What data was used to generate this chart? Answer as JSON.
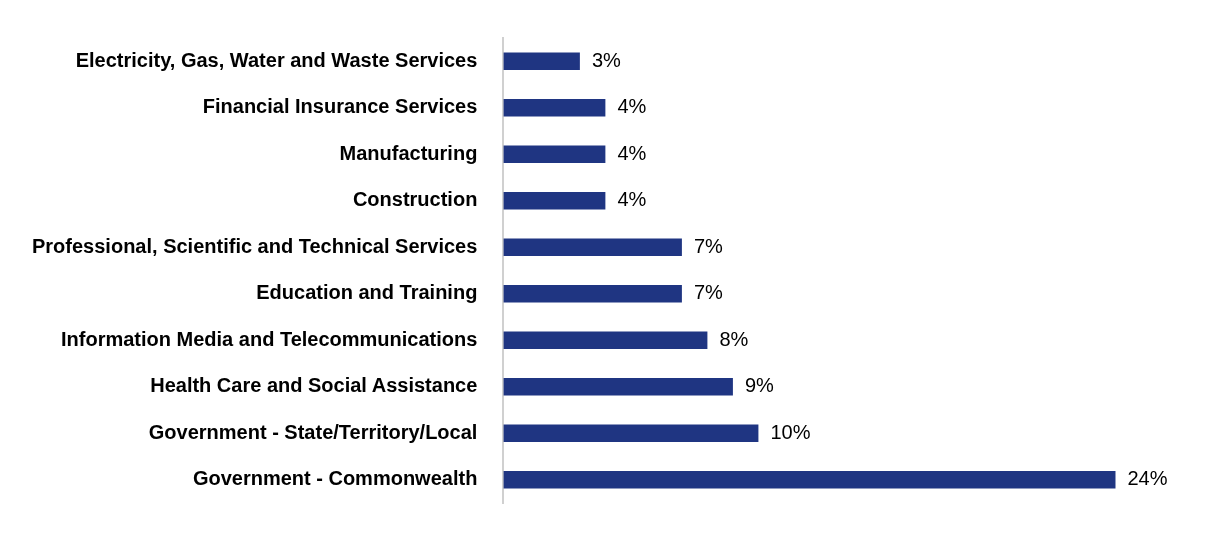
{
  "chart_data": {
    "type": "bar",
    "orientation": "horizontal",
    "categories": [
      "Electricity, Gas, Water and Waste Services",
      "Financial Insurance Services",
      "Manufacturing",
      "Construction",
      "Professional, Scientific and Technical Services",
      "Education and Training",
      "Information Media and Telecommunications",
      "Health Care and Social Assistance",
      "Government - State/Territory/Local",
      "Government - Commonwealth"
    ],
    "values": [
      3,
      4,
      4,
      4,
      7,
      7,
      8,
      9,
      10,
      24
    ],
    "value_labels": [
      "3%",
      "4%",
      "4%",
      "4%",
      "7%",
      "7%",
      "8%",
      "9%",
      "10%",
      "24%"
    ],
    "color": "#1f3582"
  }
}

━━━

AIM OF THE TASK :: Pick each line holding the word "Government" out of the data and copy it.

RESULT FOR THIS EXERCISE ::
      "Government - State/Territory/Local",
      "Government - Commonwealth"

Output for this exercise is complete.